• Excerpted text:
○ ○ ○ ○ ○ ○ ○
I don't write anymore because I've been way too taken by everything else going on in my life. Maybe that's why I've been so unhappy. I set aside the things that used to make me happy to trade them in for things that don't make me happy and if anything, stress me out in even more. Why do I keep prioritizing the stressful things in my life ahead of the things that actually make me happy? That's how you should know you need to quit. When it starts taking over the actual important things in your life, like getting enough sleep, being able to hold it together instead of busting at the seams at the slightest drop of a hat, setting aside time for yourself to gather your sanity, time with family and friends, and learning to let things go rather than letting it add and build up to the burdens that are already taking over your life, that's how you know it's time.
The harder I work, the worse things become. But then again I keep holding myself to a certain standard every day. I don't let myself rest on any laurels because I feel like I have no laurels. I have to be the best at all times. If not, then there's no point in doing anything. That's how I see it. And when I fail at that, it makes me feel like I'm not cut out for the job, or this wasn't the job for me. I have to constantly be tenacious, but I feel like the more I try to be just that, the less I accomplish.
So counterproductive.
○ ○ ○ ○ ○ ○ ○
• Data:
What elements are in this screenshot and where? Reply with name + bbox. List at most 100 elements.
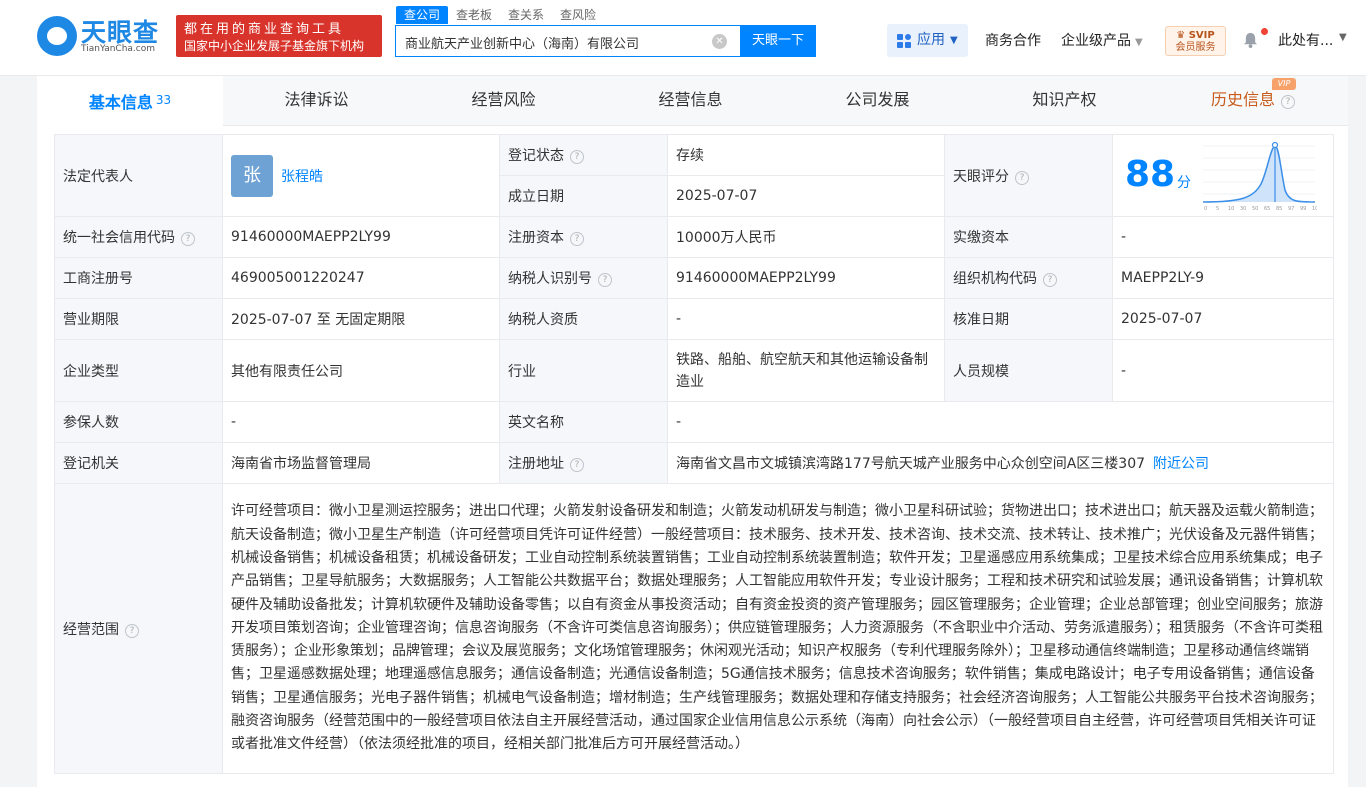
○ ○ ○ ○ ○ ○ ○
• Direction 1:
In the journal entry about not writing anymore, what does the writer say happens the harder they work?
• Direction 2:
Continue the journal entry about not writing anymore, starting right after "So counterproductive."
The material has nothing to do with the text.

• Task result 1:
The harder they work, the worse things become.

• Task result 2:
How do I separate things in my life so that I can evenly disperse an equal amount of sanity into one area over another, rather than putting in every ounce of my sanity and brainpower into one thing so that it leaves little room in other things?
For example.
Emotions in my personal life--things that affect me that aren't career-related. Because I haven't let myself evenly disperse an equal amount of effort into anything else outside of work, it keeps me from thinking rationally. When things affect me in my work life, it starts pouring into my personal life.
"What makes you happy?"
When I'm successful or reached my goals. Nothing makes me happier than those two things.
Except, unfortunately, the road to success isn't an easy one. Everyone already told you that, since you were a little kid.
Fun Fact-- just as I tried writing about how I want to take a break from a lot of things in life, mid-writing I began looking for jobs on JournalismJobs.com This is insane. I can't even get away from myself. Set things aside my ass--I clearly have no idea what I'm doing to even get there.
I guess I'll never find out.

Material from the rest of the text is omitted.